(Data records)
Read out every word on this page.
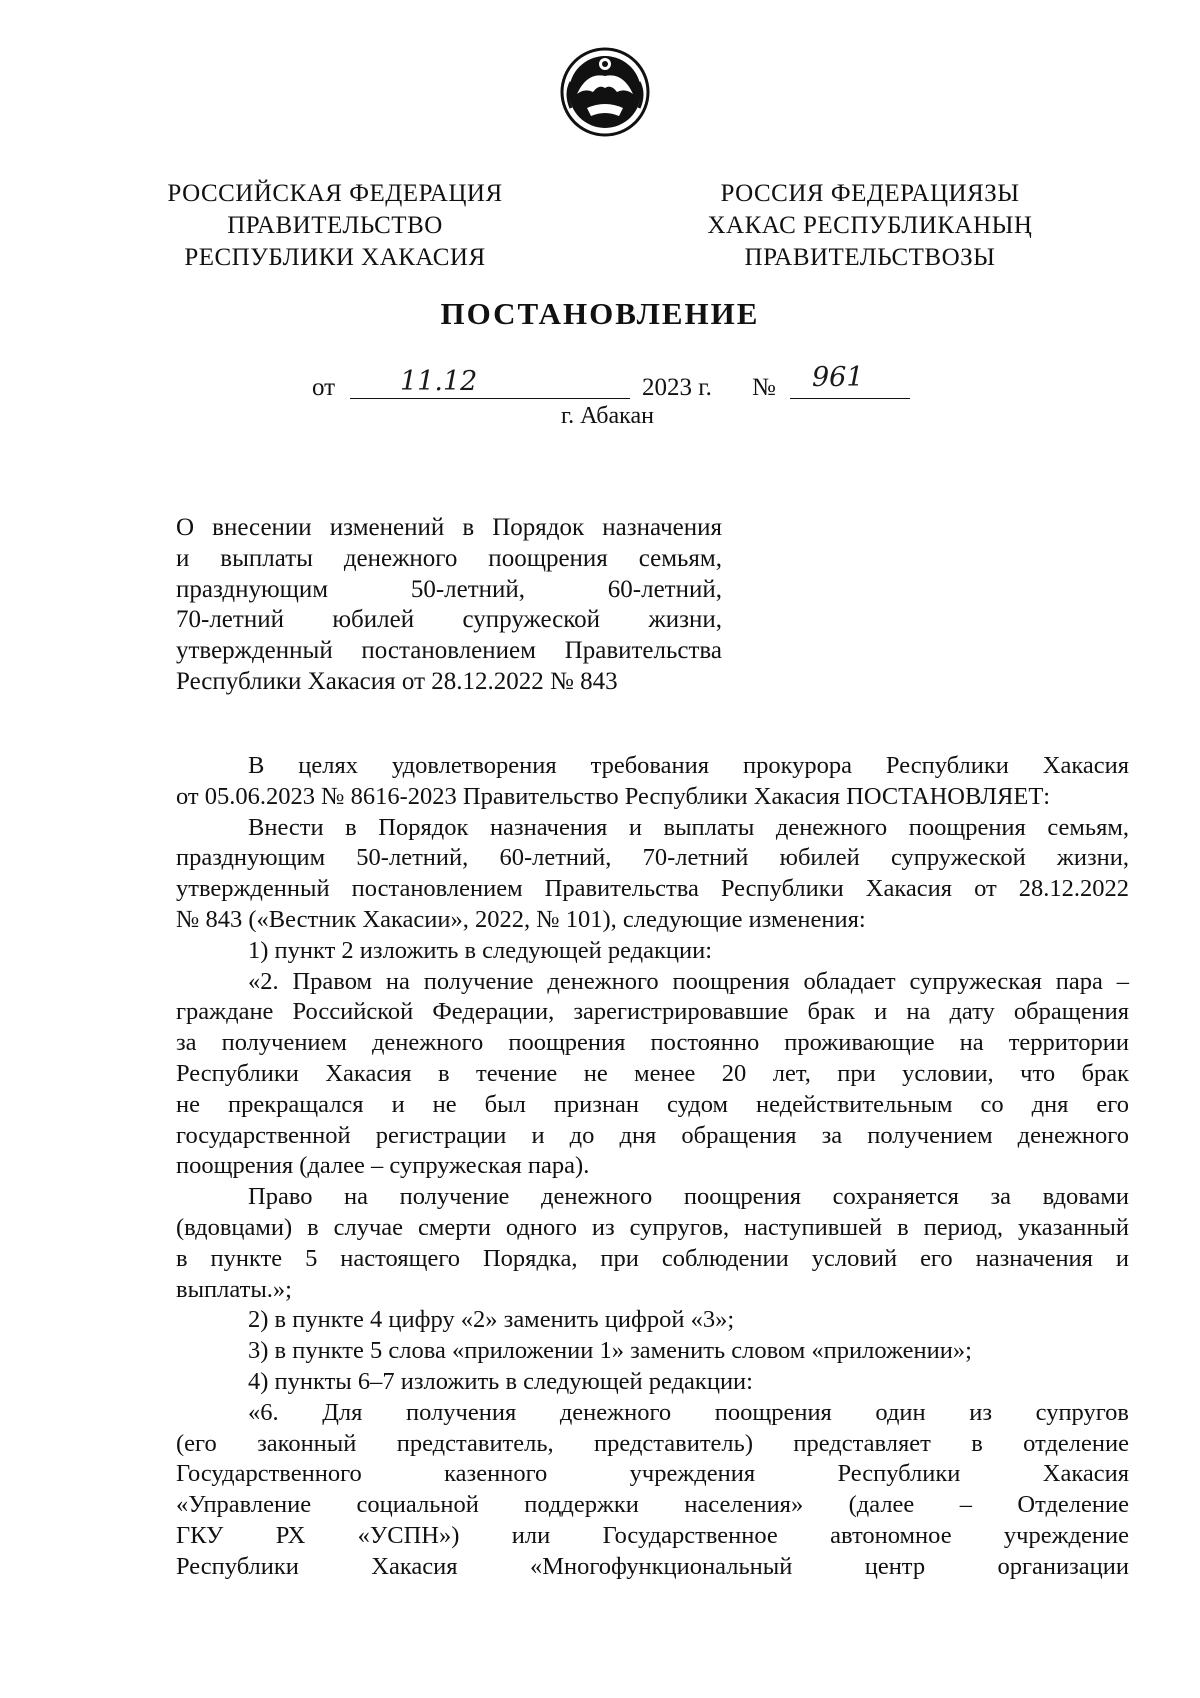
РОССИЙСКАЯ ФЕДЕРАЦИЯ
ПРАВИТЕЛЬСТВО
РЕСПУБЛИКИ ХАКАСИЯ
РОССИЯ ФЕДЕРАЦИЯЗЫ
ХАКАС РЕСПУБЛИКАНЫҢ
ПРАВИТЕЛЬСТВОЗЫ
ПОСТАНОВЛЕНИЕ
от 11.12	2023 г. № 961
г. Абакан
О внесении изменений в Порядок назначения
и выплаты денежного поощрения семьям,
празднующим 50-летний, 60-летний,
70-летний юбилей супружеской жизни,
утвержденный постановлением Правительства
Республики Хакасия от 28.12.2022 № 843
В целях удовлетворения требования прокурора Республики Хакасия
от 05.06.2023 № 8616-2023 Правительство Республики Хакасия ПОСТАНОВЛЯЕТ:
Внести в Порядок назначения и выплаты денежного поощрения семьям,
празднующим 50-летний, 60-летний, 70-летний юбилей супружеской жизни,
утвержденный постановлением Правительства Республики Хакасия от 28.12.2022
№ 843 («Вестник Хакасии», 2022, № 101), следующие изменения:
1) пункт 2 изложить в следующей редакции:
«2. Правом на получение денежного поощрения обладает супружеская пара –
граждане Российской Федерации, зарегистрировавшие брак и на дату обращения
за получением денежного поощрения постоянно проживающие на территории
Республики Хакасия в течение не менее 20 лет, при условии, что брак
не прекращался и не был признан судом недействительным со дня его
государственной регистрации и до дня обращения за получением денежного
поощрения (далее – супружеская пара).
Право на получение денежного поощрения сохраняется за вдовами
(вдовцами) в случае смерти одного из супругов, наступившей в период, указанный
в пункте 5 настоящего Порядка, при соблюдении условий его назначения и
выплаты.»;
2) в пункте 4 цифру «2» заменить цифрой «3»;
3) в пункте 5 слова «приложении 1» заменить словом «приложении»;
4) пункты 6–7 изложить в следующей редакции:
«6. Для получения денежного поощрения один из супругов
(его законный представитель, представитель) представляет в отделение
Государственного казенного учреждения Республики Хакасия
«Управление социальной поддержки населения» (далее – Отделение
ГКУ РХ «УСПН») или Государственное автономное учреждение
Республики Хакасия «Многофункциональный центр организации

» WHAT IS EXPECTED
Gather all lines from the records above in which "пункте" appears.

» RESULT OF THE EXERCISE
в пункте 5 настоящего Порядка, при соблюдении условий его назначения и
2) в пункте 4 цифру «2» заменить цифрой «3»;
3) в пункте 5 слова «приложении 1» заменить словом «приложении»;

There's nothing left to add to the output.